▶ [Problem details]: In the listing below, pick out lines with "author".

▶ [Task material]:
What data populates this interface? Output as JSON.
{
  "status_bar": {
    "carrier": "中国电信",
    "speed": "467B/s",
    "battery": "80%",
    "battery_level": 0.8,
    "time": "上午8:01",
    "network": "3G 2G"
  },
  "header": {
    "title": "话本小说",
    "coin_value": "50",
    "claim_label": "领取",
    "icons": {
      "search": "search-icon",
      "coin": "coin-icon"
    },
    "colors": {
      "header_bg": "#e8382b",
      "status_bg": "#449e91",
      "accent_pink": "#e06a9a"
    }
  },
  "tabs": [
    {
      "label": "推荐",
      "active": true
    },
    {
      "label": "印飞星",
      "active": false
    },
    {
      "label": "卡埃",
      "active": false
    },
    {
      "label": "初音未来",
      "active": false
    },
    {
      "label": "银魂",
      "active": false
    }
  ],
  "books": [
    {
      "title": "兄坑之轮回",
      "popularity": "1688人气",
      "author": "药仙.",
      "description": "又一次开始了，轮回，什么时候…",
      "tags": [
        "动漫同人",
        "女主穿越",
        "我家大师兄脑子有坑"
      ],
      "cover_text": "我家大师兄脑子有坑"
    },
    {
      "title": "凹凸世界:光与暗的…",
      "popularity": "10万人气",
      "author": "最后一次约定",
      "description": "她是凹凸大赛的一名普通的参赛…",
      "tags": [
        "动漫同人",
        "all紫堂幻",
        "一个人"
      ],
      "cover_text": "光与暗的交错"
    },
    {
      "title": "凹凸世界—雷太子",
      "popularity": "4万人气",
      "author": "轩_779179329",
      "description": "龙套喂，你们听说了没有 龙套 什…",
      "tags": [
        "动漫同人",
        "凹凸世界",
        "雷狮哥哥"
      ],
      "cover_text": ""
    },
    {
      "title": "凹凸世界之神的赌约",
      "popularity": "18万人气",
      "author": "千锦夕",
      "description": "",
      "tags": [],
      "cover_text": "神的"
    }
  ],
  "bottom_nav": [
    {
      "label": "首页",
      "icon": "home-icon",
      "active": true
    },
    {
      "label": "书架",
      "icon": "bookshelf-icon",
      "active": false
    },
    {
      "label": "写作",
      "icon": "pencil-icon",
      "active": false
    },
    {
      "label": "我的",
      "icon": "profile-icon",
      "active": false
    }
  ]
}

▶ [Completed exercise]:
      "author": "药仙.",
      "author": "最后一次约定",
      "author": "轩_779179329",
      "author": "千锦夕",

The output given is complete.